Stored items:
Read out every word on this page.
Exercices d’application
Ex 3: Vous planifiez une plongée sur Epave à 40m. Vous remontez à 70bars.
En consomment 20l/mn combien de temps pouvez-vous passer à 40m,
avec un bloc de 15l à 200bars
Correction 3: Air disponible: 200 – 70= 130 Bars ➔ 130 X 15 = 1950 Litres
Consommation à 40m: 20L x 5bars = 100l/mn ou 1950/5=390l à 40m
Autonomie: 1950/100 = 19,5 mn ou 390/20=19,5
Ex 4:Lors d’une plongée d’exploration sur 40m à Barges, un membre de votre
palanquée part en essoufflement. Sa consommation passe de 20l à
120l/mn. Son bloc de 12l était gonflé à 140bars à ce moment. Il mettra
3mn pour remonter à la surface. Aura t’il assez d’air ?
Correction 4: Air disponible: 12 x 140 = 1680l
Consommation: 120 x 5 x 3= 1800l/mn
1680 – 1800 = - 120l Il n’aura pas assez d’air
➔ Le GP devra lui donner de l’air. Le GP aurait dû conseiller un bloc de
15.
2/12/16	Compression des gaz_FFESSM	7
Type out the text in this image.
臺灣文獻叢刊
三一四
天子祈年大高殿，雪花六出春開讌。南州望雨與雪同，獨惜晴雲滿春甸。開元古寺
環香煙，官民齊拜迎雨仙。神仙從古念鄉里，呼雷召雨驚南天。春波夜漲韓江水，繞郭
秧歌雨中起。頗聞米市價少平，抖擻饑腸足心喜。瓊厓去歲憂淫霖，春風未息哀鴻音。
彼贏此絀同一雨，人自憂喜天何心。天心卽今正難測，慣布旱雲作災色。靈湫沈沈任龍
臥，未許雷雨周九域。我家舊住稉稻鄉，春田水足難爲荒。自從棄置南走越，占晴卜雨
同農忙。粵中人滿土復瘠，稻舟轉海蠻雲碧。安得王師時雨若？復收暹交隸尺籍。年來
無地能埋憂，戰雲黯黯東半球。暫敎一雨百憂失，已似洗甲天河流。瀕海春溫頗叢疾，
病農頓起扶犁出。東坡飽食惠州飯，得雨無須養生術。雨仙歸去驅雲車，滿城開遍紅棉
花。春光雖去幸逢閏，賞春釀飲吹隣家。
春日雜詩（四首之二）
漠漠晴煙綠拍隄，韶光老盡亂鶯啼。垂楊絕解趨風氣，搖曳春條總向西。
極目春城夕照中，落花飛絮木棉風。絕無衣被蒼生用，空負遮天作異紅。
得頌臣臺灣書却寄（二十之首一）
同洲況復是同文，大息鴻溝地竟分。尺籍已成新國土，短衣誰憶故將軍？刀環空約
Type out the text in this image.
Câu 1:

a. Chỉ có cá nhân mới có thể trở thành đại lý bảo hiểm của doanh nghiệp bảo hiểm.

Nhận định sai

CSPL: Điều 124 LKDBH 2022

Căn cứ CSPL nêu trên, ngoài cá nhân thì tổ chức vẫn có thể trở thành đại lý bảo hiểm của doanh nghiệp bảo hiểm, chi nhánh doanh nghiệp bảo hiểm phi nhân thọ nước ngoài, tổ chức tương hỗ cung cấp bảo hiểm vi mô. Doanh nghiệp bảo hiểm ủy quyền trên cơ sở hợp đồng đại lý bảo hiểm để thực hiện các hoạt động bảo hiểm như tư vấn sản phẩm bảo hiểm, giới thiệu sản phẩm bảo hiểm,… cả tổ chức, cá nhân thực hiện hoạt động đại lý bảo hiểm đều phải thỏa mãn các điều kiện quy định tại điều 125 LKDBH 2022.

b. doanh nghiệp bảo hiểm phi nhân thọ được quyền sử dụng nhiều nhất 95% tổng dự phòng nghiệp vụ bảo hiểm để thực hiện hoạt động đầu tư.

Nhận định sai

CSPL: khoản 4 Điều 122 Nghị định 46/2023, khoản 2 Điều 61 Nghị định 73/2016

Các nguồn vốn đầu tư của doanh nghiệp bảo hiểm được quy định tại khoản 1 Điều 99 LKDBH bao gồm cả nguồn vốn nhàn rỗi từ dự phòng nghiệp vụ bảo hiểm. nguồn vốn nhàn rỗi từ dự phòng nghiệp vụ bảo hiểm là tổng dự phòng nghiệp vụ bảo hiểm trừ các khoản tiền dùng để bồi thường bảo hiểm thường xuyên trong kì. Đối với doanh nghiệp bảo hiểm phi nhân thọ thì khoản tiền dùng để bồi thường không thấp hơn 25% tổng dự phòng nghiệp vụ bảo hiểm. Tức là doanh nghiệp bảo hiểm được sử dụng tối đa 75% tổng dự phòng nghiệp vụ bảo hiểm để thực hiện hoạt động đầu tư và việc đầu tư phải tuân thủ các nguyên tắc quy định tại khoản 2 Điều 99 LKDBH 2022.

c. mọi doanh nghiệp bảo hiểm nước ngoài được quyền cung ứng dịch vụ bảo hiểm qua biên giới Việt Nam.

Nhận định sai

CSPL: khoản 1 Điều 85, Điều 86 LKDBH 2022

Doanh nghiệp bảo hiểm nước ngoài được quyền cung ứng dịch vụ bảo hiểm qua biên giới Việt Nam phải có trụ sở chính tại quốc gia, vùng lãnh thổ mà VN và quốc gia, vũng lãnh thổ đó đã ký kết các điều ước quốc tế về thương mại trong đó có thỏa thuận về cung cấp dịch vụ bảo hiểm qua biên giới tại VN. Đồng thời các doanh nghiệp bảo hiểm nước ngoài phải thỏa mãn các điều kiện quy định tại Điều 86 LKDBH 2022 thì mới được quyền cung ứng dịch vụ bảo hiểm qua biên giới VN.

(Written request): Find the lines above that include the string "trong" and copy them.

(Problem solution):
Các nguồn vốn đầu tư của doanh nghiệp bảo hiểm được quy định tại khoản 1 Điều 99 LKDBH bao gồm cả nguồn vốn nhàn rỗi từ dự phòng nghiệp vụ bảo hiểm. nguồn vốn nhàn rỗi từ dự phòng nghiệp vụ bảo hiểm là tổng dự phòng nghiệp vụ bảo hiểm trừ các khoản tiền dùng để bồi thường bảo hiểm thường xuyên trong kì. Đối với doanh nghiệp bảo hiểm phi nhân thọ thì khoản tiền dùng để bồi thường không thấp hơn 25% tổng dự phòng nghiệp vụ bảo hiểm. Tức là doanh nghiệp bảo hiểm được sử dụng tối đa 75% tổng dự phòng nghiệp vụ bảo hiểm để thực hiện hoạt động đầu tư và việc đầu tư phải tuân thủ các nguyên tắc quy định tại khoản 2 Điều 99 LKDBH 2022.
Doanh nghiệp bảo hiểm nước ngoài được quyền cung ứng dịch vụ bảo hiểm qua biên giới Việt Nam phải có trụ sở chính tại quốc gia, vùng lãnh thổ mà VN và quốc gia, vũng lãnh thổ đó đã ký kết các điều ước quốc tế về thương mại trong đó có thỏa thuận về cung cấp dịch vụ bảo hiểm qua biên giới tại VN. Đồng thời các doanh nghiệp bảo hiểm nước ngoài phải thỏa mãn các điều kiện quy định tại Điều 86 LKDBH 2022 thì mới được quyền cung ứng dịch vụ bảo hiểm qua biên giới VN.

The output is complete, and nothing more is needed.